* EXERCISE PROMPT *
Please pull out each line below that contains the string "电学性能", treating uppercase and lowercase as different.

* ITEMS *

=-=-=

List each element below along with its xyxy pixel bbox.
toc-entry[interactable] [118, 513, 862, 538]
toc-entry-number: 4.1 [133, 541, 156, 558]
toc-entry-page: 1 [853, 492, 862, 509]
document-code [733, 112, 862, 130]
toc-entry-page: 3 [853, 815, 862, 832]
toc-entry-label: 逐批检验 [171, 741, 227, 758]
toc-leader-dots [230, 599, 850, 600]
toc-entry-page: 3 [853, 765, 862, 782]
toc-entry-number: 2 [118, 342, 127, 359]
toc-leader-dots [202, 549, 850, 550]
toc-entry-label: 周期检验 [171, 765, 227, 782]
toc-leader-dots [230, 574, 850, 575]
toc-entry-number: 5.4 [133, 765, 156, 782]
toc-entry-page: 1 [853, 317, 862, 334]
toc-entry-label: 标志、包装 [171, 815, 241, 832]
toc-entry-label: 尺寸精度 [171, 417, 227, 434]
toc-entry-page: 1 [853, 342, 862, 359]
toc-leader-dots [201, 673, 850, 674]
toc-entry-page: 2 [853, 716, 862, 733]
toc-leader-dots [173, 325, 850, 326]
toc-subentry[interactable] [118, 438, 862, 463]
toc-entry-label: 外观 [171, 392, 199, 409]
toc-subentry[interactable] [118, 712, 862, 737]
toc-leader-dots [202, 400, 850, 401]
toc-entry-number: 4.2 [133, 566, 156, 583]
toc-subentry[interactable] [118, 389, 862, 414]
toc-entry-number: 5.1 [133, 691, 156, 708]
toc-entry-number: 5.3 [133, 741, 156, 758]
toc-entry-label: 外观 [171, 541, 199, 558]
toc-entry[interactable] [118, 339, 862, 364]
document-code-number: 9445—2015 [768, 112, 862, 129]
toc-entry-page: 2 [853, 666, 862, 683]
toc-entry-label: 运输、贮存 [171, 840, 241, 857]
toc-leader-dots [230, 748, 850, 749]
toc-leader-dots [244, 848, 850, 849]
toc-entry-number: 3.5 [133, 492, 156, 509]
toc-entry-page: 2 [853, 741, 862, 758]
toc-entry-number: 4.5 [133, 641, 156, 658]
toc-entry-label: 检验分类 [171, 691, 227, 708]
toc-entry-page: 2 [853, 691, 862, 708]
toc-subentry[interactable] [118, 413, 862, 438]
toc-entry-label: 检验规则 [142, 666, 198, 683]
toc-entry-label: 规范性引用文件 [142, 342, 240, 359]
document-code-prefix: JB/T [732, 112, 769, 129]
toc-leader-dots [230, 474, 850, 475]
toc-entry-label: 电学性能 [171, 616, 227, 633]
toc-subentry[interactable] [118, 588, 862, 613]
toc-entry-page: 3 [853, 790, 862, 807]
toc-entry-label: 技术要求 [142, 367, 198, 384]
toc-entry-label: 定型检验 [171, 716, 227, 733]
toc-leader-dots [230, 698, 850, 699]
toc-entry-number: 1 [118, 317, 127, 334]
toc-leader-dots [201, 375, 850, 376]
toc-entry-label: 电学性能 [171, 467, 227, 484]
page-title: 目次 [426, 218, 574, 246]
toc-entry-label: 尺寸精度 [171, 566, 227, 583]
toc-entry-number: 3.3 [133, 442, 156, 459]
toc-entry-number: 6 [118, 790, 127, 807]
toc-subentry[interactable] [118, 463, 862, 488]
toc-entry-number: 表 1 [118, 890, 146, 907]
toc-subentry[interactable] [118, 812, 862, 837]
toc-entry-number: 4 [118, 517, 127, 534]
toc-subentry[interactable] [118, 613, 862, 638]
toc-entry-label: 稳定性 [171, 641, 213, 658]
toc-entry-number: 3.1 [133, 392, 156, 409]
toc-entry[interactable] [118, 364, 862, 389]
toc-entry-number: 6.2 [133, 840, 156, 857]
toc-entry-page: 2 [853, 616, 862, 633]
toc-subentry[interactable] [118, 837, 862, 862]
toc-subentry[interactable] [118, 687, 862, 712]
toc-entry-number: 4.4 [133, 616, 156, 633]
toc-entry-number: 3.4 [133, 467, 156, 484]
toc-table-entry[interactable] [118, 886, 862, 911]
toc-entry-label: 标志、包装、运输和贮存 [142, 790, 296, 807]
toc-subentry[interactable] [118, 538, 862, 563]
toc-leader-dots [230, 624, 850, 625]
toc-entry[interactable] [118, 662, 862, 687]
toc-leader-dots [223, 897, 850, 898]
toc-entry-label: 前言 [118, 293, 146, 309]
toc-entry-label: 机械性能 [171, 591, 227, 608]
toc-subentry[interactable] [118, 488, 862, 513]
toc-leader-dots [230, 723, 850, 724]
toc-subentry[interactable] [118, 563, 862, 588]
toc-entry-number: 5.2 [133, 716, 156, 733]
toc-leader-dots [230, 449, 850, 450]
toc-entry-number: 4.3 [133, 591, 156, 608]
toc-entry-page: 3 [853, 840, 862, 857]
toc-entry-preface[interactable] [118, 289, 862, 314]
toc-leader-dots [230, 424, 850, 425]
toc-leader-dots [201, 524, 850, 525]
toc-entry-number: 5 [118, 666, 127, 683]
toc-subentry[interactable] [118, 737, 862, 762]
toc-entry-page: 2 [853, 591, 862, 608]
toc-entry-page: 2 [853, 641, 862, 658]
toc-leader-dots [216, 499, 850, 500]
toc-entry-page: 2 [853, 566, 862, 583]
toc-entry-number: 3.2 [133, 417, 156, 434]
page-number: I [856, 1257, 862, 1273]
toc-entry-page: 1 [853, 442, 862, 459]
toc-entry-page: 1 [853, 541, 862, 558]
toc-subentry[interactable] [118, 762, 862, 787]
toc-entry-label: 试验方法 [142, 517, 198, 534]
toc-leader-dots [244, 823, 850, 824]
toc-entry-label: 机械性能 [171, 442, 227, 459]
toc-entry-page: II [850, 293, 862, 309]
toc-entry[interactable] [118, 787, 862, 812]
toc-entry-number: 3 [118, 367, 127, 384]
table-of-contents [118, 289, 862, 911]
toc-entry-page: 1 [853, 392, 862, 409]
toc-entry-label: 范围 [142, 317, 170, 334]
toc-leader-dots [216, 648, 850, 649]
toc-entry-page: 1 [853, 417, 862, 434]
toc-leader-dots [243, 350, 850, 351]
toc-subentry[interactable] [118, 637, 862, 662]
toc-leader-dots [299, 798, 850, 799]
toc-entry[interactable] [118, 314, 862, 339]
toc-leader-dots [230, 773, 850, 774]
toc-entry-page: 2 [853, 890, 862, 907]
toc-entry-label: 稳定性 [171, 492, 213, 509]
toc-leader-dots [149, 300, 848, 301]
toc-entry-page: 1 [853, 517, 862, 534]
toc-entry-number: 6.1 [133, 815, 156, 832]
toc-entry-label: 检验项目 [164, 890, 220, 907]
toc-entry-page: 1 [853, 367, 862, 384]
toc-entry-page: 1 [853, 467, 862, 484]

=-=-=

* ANSWER FOR THIS EXERCISE *
toc-entry-label: 电学性能 [171, 616, 227, 633]
toc-entry-label: 电学性能 [171, 467, 227, 484]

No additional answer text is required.